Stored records
....
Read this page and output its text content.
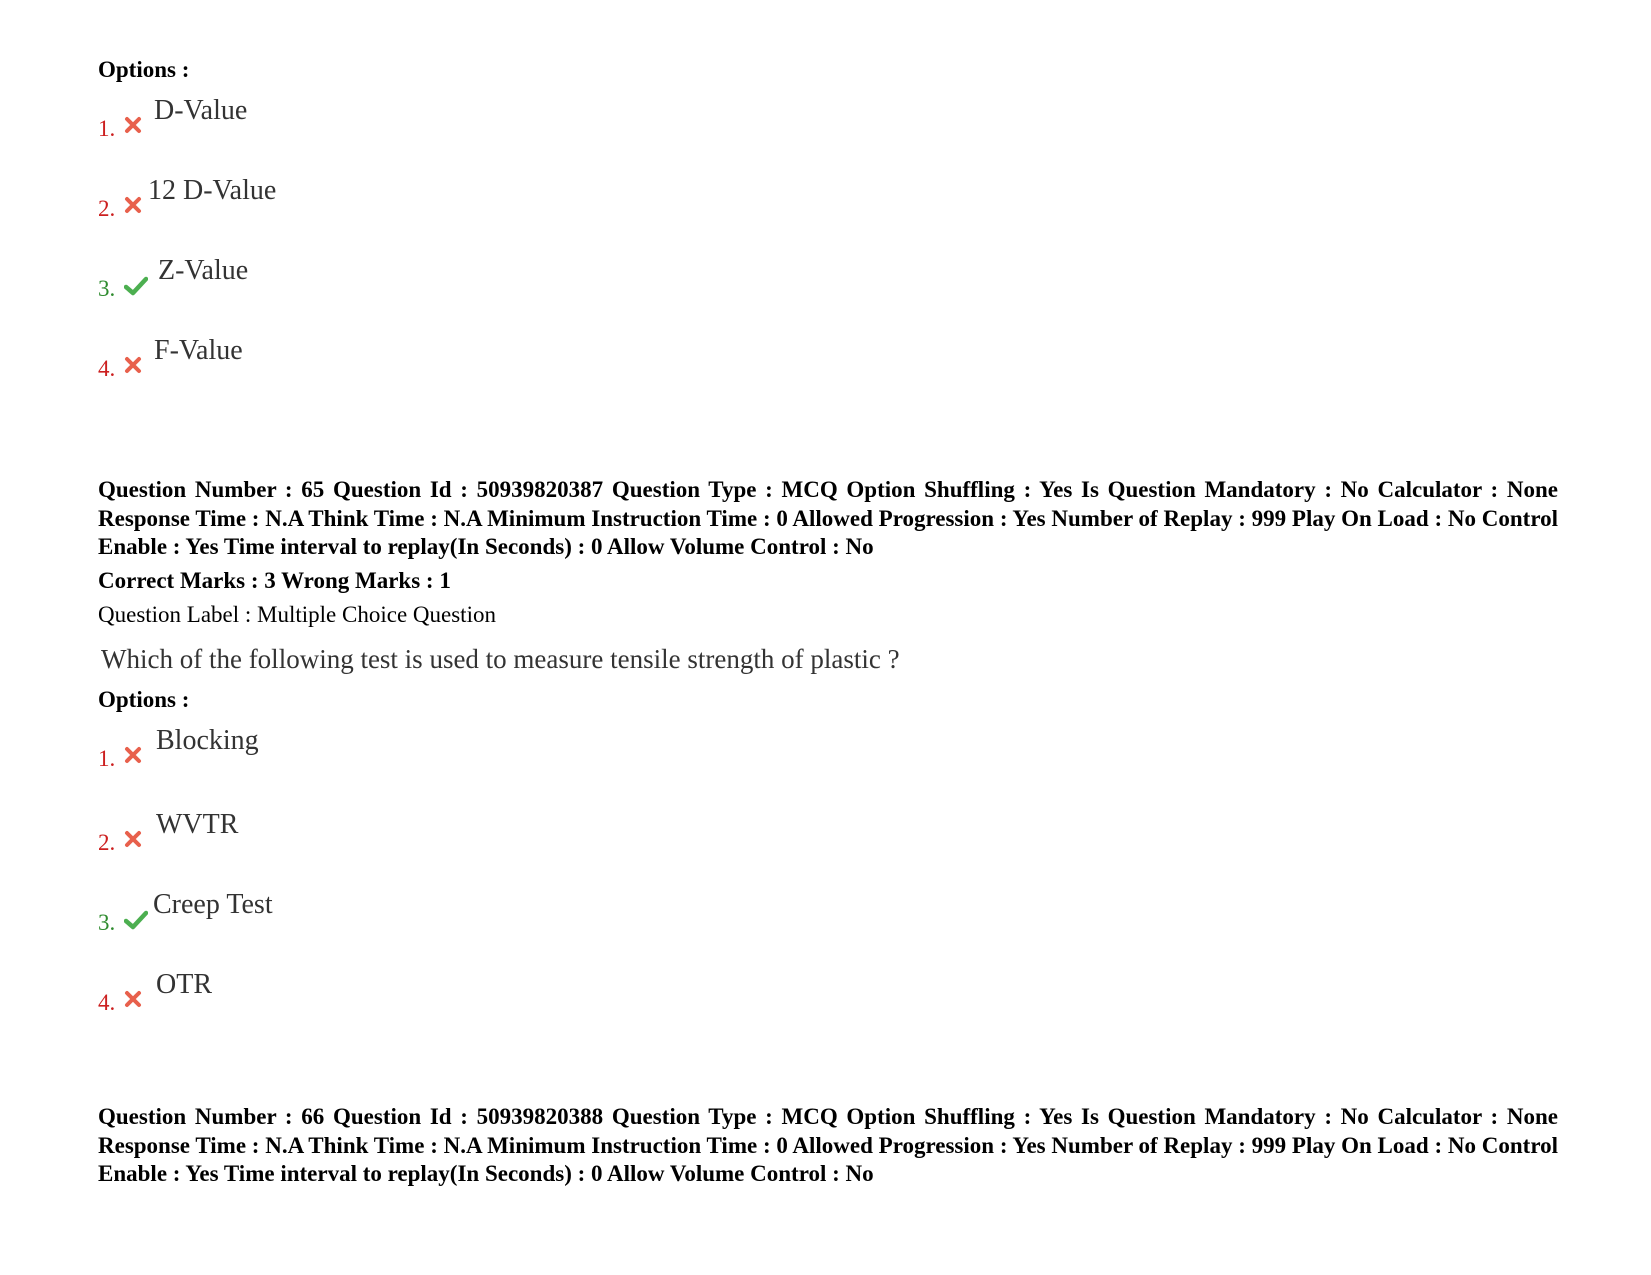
Options :
1.
D-Value
2.
12 D-Value
3.
Z-Value
4.
F-Value
Question Number : 65 Question Id : 50939820387 Question Type : MCQ Option Shuffling : Yes Is Question Mandatory : No Calculator : None Response Time : N.A Think Time : N.A Minimum Instruction Time : 0 Allowed Progression : Yes Number of Replay : 999 Play On Load : No Control Enable : Yes Time interval to replay(In Seconds) : 0 Allow Volume Control : No
Correct Marks : 3 Wrong Marks : 1
Question Label : Multiple Choice Question
Which of the following test is used to measure tensile strength of plastic ?
Options :
1.
Blocking
2.
WVTR
3.
Creep Test
4.
OTR
Question Number : 66 Question Id : 50939820388 Question Type : MCQ Option Shuffling : Yes Is Question Mandatory : No Calculator : None Response Time : N.A Think Time : N.A Minimum Instruction Time : 0 Allowed Progression : Yes Number of Replay : 999 Play On Load : No Control Enable : Yes Time interval to replay(In Seconds) : 0 Allow Volume Control : No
....
> Instructions for the task
Pictures are not part of the copy; reproduce everything else in the records exactly.

> Written answer
Read this page and output its text content.
Options :
1.
D-Value
2.
12 D-Value
3.
Z-Value
4.
F-Value
Question Number : 65 Question Id : 50939820387 Question Type : MCQ Option Shuffling : Yes Is Question Mandatory : No Calculator : None Response Time : N.A Think Time : N.A Minimum Instruction Time : 0 Allowed Progression : Yes Number of Replay : 999 Play On Load : No Control Enable : Yes Time interval to replay(In Seconds) : 0 Allow Volume Control : No
Correct Marks : 3 Wrong Marks : 1
Question Label : Multiple Choice Question
Which of the following test is used to measure tensile strength of plastic ?
Options :
1.
Blocking
2.
WVTR
3.
Creep Test
4.
OTR
Question Number : 66 Question Id : 50939820388 Question Type : MCQ Option Shuffling : Yes Is Question Mandatory : No Calculator : None Response Time : N.A Think Time : N.A Minimum Instruction Time : 0 Allowed Progression : Yes Number of Replay : 999 Play On Load : No Control Enable : Yes Time interval to replay(In Seconds) : 0 Allow Volume Control : No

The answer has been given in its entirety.